Labeled region entries
## BEGIN

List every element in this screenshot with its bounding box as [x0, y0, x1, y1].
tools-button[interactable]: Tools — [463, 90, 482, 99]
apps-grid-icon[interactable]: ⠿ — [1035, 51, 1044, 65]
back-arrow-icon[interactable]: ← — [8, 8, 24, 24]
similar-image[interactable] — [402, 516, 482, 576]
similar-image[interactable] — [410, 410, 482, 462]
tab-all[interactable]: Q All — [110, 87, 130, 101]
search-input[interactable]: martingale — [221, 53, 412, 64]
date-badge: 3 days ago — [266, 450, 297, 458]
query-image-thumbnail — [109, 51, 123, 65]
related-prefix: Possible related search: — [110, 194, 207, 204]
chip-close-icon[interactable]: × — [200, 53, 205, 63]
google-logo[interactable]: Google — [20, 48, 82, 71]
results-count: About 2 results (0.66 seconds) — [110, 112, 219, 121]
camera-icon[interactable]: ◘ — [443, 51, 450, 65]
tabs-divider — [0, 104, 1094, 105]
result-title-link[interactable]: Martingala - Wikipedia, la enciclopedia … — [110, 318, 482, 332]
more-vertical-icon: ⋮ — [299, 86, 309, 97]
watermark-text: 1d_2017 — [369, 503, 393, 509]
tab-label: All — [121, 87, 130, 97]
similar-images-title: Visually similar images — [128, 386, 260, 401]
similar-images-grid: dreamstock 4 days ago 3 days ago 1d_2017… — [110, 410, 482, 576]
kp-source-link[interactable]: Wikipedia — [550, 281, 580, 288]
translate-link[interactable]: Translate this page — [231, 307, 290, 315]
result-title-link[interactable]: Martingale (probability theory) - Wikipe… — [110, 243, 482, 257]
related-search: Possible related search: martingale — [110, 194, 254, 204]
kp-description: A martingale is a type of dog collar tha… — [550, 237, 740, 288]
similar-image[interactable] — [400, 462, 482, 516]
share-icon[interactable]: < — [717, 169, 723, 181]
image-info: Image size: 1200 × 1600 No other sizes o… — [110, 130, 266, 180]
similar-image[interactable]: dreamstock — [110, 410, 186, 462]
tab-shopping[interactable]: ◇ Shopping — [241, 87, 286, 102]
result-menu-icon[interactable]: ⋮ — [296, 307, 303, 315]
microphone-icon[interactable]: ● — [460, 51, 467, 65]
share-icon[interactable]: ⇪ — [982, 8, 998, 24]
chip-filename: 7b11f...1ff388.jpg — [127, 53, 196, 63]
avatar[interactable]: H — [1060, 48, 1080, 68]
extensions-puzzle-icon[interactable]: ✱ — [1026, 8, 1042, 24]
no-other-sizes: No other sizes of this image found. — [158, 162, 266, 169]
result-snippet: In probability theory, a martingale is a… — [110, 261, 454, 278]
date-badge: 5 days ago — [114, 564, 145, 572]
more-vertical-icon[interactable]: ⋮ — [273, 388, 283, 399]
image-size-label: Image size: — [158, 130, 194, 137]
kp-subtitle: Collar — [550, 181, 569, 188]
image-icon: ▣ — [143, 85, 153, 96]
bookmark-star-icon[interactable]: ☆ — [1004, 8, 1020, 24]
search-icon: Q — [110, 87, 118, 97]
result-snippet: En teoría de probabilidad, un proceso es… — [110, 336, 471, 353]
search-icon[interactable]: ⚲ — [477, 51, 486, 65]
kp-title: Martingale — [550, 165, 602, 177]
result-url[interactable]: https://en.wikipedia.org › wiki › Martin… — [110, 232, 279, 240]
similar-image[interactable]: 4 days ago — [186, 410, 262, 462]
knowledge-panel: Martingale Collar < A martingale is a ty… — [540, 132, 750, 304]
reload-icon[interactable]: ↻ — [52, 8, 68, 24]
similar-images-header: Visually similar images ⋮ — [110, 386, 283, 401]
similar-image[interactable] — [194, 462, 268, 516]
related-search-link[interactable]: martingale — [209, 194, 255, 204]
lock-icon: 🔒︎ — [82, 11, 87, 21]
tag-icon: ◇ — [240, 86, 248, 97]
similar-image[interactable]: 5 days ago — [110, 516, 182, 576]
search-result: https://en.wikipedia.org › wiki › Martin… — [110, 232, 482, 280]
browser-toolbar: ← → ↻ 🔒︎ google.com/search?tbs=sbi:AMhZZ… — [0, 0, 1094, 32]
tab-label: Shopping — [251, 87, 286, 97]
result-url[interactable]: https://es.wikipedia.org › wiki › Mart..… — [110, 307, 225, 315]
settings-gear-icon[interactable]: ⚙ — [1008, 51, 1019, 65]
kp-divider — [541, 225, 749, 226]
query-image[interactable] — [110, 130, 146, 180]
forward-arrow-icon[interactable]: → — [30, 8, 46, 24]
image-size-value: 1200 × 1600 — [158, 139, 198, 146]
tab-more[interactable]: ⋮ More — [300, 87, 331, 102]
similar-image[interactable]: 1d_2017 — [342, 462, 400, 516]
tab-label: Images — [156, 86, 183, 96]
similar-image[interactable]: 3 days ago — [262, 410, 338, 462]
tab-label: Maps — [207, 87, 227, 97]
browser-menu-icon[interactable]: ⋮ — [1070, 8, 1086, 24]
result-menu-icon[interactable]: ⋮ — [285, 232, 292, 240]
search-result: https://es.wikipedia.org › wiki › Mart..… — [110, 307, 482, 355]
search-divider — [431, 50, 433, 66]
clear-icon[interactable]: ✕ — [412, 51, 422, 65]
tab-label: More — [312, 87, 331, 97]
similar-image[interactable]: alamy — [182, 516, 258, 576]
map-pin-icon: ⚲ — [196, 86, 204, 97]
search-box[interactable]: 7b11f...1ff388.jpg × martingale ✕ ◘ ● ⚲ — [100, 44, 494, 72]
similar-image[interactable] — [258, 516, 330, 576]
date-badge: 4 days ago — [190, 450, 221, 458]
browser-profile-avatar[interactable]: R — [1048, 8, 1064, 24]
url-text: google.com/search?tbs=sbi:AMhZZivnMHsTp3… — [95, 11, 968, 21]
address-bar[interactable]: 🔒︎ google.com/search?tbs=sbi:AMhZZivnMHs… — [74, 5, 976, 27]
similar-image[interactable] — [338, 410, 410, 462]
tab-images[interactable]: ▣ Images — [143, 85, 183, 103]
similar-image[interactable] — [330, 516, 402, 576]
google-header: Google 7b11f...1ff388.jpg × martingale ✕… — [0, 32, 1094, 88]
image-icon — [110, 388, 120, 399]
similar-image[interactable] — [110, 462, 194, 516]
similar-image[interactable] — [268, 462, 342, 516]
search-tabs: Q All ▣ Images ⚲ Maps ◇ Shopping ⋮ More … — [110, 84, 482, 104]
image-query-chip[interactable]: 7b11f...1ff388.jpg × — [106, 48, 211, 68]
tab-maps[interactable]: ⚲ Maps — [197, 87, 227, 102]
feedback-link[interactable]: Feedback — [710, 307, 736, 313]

## END

● **EXERCISE**
Update the records above by replacing every "share-icon" with "share-button" and leave everything else unchanged.

● **THE COMPLETED TASK**
List every element in this screenshot with its bounding box as [x0, y0, x1, y1].
tools-button[interactable]: Tools — [463, 90, 482, 99]
apps-grid-icon[interactable]: ⠿ — [1035, 51, 1044, 65]
back-arrow-icon[interactable]: ← — [8, 8, 24, 24]
similar-image[interactable] — [402, 516, 482, 576]
similar-image[interactable] — [410, 410, 482, 462]
tab-all[interactable]: Q All — [110, 87, 130, 101]
search-input[interactable]: martingale — [221, 53, 412, 64]
date-badge: 3 days ago — [266, 450, 297, 458]
query-image-thumbnail — [109, 51, 123, 65]
related-prefix: Possible related search: — [110, 194, 207, 204]
chip-close-icon[interactable]: × — [200, 53, 205, 63]
google-logo[interactable]: Google — [20, 48, 82, 71]
results-count: About 2 results (0.66 seconds) — [110, 112, 219, 121]
camera-icon[interactable]: ◘ — [443, 51, 450, 65]
tabs-divider — [0, 104, 1094, 105]
result-title-link[interactable]: Martingala - Wikipedia, la enciclopedia … — [110, 318, 482, 332]
more-vertical-icon: ⋮ — [299, 86, 309, 97]
watermark-text: 1d_2017 — [369, 503, 393, 509]
tab-label: All — [121, 87, 130, 97]
similar-images-title: Visually similar images — [128, 386, 260, 401]
similar-images-grid: dreamstock 4 days ago 3 days ago 1d_2017… — [110, 410, 482, 576]
kp-source-link[interactable]: Wikipedia — [550, 281, 580, 288]
translate-link[interactable]: Translate this page — [231, 307, 290, 315]
result-title-link[interactable]: Martingale (probability theory) - Wikipe… — [110, 243, 482, 257]
related-search: Possible related search: martingale — [110, 194, 254, 204]
kp-description: A martingale is a type of dog collar tha… — [550, 237, 740, 288]
similar-image[interactable] — [400, 462, 482, 516]
share-button[interactable]: < — [717, 169, 723, 181]
image-info: Image size: 1200 × 1600 No other sizes o… — [110, 130, 266, 180]
similar-image[interactable]: dreamstock — [110, 410, 186, 462]
tab-shopping[interactable]: ◇ Shopping — [241, 87, 286, 102]
result-menu-icon[interactable]: ⋮ — [296, 307, 303, 315]
microphone-icon[interactable]: ● — [460, 51, 467, 65]
share-button[interactable]: ⇪ — [982, 8, 998, 24]
chip-filename: 7b11f...1ff388.jpg — [127, 53, 196, 63]
avatar[interactable]: H — [1060, 48, 1080, 68]
extensions-puzzle-icon[interactable]: ✱ — [1026, 8, 1042, 24]
no-other-sizes: No other sizes of this image found. — [158, 162, 266, 169]
result-snippet: In probability theory, a martingale is a… — [110, 261, 454, 278]
date-badge: 5 days ago — [114, 564, 145, 572]
more-vertical-icon[interactable]: ⋮ — [273, 388, 283, 399]
image-size-label: Image size: — [158, 130, 194, 137]
kp-subtitle: Collar — [550, 181, 569, 188]
image-icon: ▣ — [143, 85, 153, 96]
bookmark-star-icon[interactable]: ☆ — [1004, 8, 1020, 24]
search-icon: Q — [110, 87, 118, 97]
result-snippet: En teoría de probabilidad, un proceso es… — [110, 336, 471, 353]
search-icon[interactable]: ⚲ — [477, 51, 486, 65]
kp-title: Martingale — [550, 165, 602, 177]
result-url[interactable]: https://en.wikipedia.org › wiki › Martin… — [110, 232, 279, 240]
similar-image[interactable]: 4 days ago — [186, 410, 262, 462]
knowledge-panel: Martingale Collar < A martingale is a ty… — [540, 132, 750, 304]
reload-icon[interactable]: ↻ — [52, 8, 68, 24]
similar-images-header: Visually similar images ⋮ — [110, 386, 283, 401]
similar-image[interactable] — [194, 462, 268, 516]
related-search-link[interactable]: martingale — [209, 194, 255, 204]
lock-icon: 🔒︎ — [82, 11, 87, 21]
tag-icon: ◇ — [240, 86, 248, 97]
similar-image[interactable]: 5 days ago — [110, 516, 182, 576]
search-result: https://en.wikipedia.org › wiki › Martin… — [110, 232, 482, 280]
browser-toolbar: ← → ↻ 🔒︎ google.com/search?tbs=sbi:AMhZZ… — [0, 0, 1094, 32]
tab-label: Shopping — [251, 87, 286, 97]
result-url[interactable]: https://es.wikipedia.org › wiki › Mart..… — [110, 307, 225, 315]
settings-gear-icon[interactable]: ⚙ — [1008, 51, 1019, 65]
kp-divider — [541, 225, 749, 226]
query-image[interactable] — [110, 130, 146, 180]
forward-arrow-icon[interactable]: → — [30, 8, 46, 24]
image-size-value: 1200 × 1600 — [158, 139, 198, 146]
tab-more[interactable]: ⋮ More — [300, 87, 331, 102]
similar-image[interactable]: 1d_2017 — [342, 462, 400, 516]
tab-label: Images — [156, 86, 183, 96]
similar-image[interactable]: 3 days ago — [262, 410, 338, 462]
tab-label: Maps — [207, 87, 227, 97]
browser-menu-icon[interactable]: ⋮ — [1070, 8, 1086, 24]
result-menu-icon[interactable]: ⋮ — [285, 232, 292, 240]
search-result: https://es.wikipedia.org › wiki › Mart..… — [110, 307, 482, 355]
search-divider — [431, 50, 433, 66]
clear-icon[interactable]: ✕ — [412, 51, 422, 65]
tab-label: More — [312, 87, 331, 97]
similar-image[interactable]: alamy — [182, 516, 258, 576]
map-pin-icon: ⚲ — [196, 86, 204, 97]
search-box[interactable]: 7b11f...1ff388.jpg × martingale ✕ ◘ ● ⚲ — [100, 44, 494, 72]
similar-image[interactable] — [258, 516, 330, 576]
date-badge: 4 days ago — [190, 450, 221, 458]
browser-profile-avatar[interactable]: R — [1048, 8, 1064, 24]
url-text: google.com/search?tbs=sbi:AMhZZivnMHsTp3… — [95, 11, 968, 21]
address-bar[interactable]: 🔒︎ google.com/search?tbs=sbi:AMhZZivnMHs… — [74, 5, 976, 27]
similar-image[interactable] — [338, 410, 410, 462]
tab-images[interactable]: ▣ Images — [143, 85, 183, 103]
similar-image[interactable] — [330, 516, 402, 576]
google-header: Google 7b11f...1ff388.jpg × martingale ✕… — [0, 32, 1094, 88]
image-icon — [110, 388, 120, 399]
similar-image[interactable] — [110, 462, 194, 516]
similar-image[interactable] — [268, 462, 342, 516]
search-tabs: Q All ▣ Images ⚲ Maps ◇ Shopping ⋮ More … — [110, 84, 482, 104]
image-query-chip[interactable]: 7b11f...1ff388.jpg × — [106, 48, 211, 68]
tab-maps[interactable]: ⚲ Maps — [197, 87, 227, 102]
feedback-link[interactable]: Feedback — [710, 307, 736, 313]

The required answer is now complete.